| Set task |
Please reproduce the entries below with every "data-label" swapped for "value-label", leaving everything else unchanged and omitting the pictures.

| Raw records |
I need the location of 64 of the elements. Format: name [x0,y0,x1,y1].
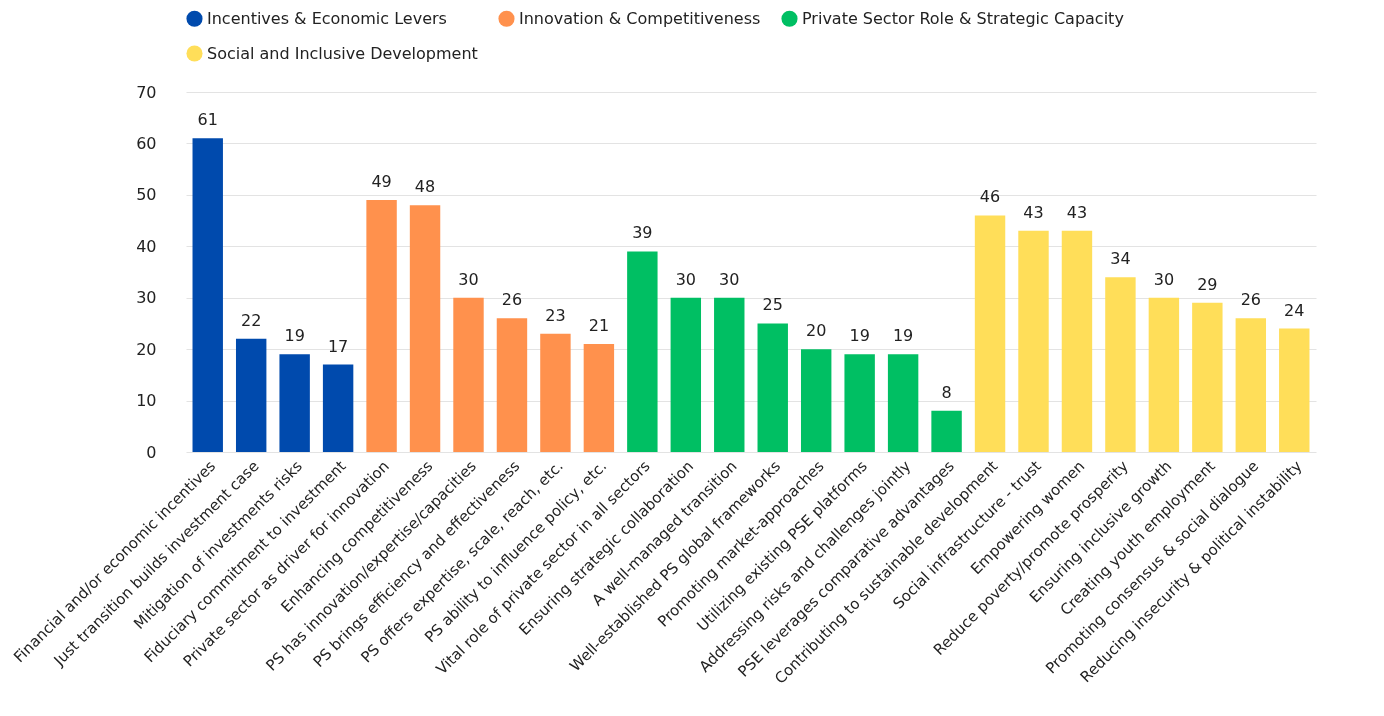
data-label: 34 [1110,249,1131,269]
bar [627,251,658,452]
bar [844,354,875,452]
legend-label: Incentives & Economic Levers [207,8,447,28]
data-label: 20 [806,321,827,341]
bar [931,410,962,452]
bar [887,354,919,452]
data-label: 49 [371,172,392,191]
data-label: 43 [1066,202,1088,222]
data-label: 21 [588,316,610,335]
bar [1235,318,1267,452]
bar [1192,302,1223,452]
bar [1148,297,1180,452]
legend-label: Social and Inclusive Development [207,43,478,63]
data-label: 22 [241,310,262,330]
y-tick-label: 0 [146,442,157,462]
y-tick-label: 10 [136,391,157,411]
data-label: 19 [284,326,305,346]
bar [540,333,571,452]
bar [366,200,397,452]
data-label: 19 [892,326,914,346]
data-label: 43 [1023,202,1044,222]
data-label: 39 [632,223,653,243]
y-tick-label: 30 [136,288,157,308]
bar [453,297,484,452]
data-label: 48 [414,177,436,197]
bar [800,349,832,452]
data-label: 24 [1284,300,1305,320]
bar [409,205,441,452]
data-label: 30 [675,269,696,289]
bar [714,297,745,452]
data-label: 30 [719,269,740,289]
data-label: 30 [1153,269,1175,289]
data-label: 30 [458,269,479,289]
bar [235,338,267,452]
y-tick-label: 20 [136,339,157,359]
bar [670,297,702,452]
bar [1105,277,1136,452]
bar [496,318,528,452]
legend-label: Innovation & Competitiveness [519,8,761,28]
data-label: 19 [849,326,870,346]
bar [757,323,788,452]
bar [1279,328,1310,452]
data-label: 26 [501,290,523,310]
data-label: 17 [327,336,349,356]
bar [1061,230,1093,452]
data-label: 46 [979,187,1001,207]
bar [974,215,1006,452]
data-label: 61 [197,110,218,130]
data-label: 25 [762,295,783,315]
data-label: 26 [1240,290,1261,310]
data-label: 29 [1197,274,1218,294]
bar [1018,230,1049,452]
y-tick-label: 40 [136,236,157,256]
legend-label: Private Sector Role & Strategic Capacity [802,8,1124,28]
bar [279,354,310,452]
bar [322,364,354,452]
y-tick-label: 70 [136,82,157,102]
data-label: 23 [545,305,566,325]
bar [192,138,223,452]
data-label: 8 [941,382,952,402]
y-tick-label: 60 [136,133,157,153]
y-tick-label: 50 [136,185,157,205]
bar [583,344,615,452]
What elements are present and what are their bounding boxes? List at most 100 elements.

| Output for this exercise |
I need the location of 64 of the elements. Format: name [x0,y0,x1,y1].
value-label: 34 [1110,249,1131,269]
bar [627,251,658,452]
bar [844,354,875,452]
legend-label: Incentives & Economic Levers [207,8,447,28]
value-label: 20 [806,321,827,341]
bar [931,410,962,452]
bar [887,354,919,452]
value-label: 49 [371,172,392,191]
value-label: 43 [1066,202,1088,222]
value-label: 21 [588,316,610,335]
bar [1235,318,1267,452]
bar [1192,302,1223,452]
bar [1148,297,1180,452]
legend-label: Social and Inclusive Development [207,43,478,63]
value-label: 22 [241,310,262,330]
y-tick-label: 0 [146,442,157,462]
y-tick-label: 10 [136,391,157,411]
value-label: 19 [284,326,305,346]
bar [540,333,571,452]
bar [366,200,397,452]
value-label: 19 [892,326,914,346]
value-label: 43 [1023,202,1044,222]
value-label: 39 [632,223,653,243]
y-tick-label: 30 [136,288,157,308]
bar [453,297,484,452]
value-label: 48 [414,177,436,197]
bar [800,349,832,452]
value-label: 24 [1284,300,1305,320]
bar [409,205,441,452]
value-label: 30 [675,269,696,289]
bar [714,297,745,452]
value-label: 30 [719,269,740,289]
value-label: 30 [1153,269,1175,289]
value-label: 30 [458,269,479,289]
bar [235,338,267,452]
y-tick-label: 20 [136,339,157,359]
bar [670,297,702,452]
bar [1105,277,1136,452]
bar [496,318,528,452]
legend-label: Innovation & Competitiveness [519,8,761,28]
value-label: 19 [849,326,870,346]
bar [757,323,788,452]
bar [1279,328,1310,452]
value-label: 26 [501,290,523,310]
value-label: 17 [327,336,349,356]
bar [1061,230,1093,452]
value-label: 46 [979,187,1001,207]
bar [974,215,1006,452]
value-label: 61 [197,110,218,130]
value-label: 25 [762,295,783,315]
value-label: 26 [1240,290,1261,310]
value-label: 29 [1197,274,1218,294]
bar [1018,230,1049,452]
y-tick-label: 40 [136,236,157,256]
legend-label: Private Sector Role & Strategic Capacity [802,8,1124,28]
bar [279,354,310,452]
bar [322,364,354,452]
y-tick-label: 70 [136,82,157,102]
value-label: 23 [545,305,566,325]
bar [192,138,223,452]
value-label: 8 [941,382,952,402]
y-tick-label: 60 [136,133,157,153]
y-tick-label: 50 [136,185,157,205]
bar [583,344,615,452]
What elements are present and what are their bounding boxes? List at most 100 elements.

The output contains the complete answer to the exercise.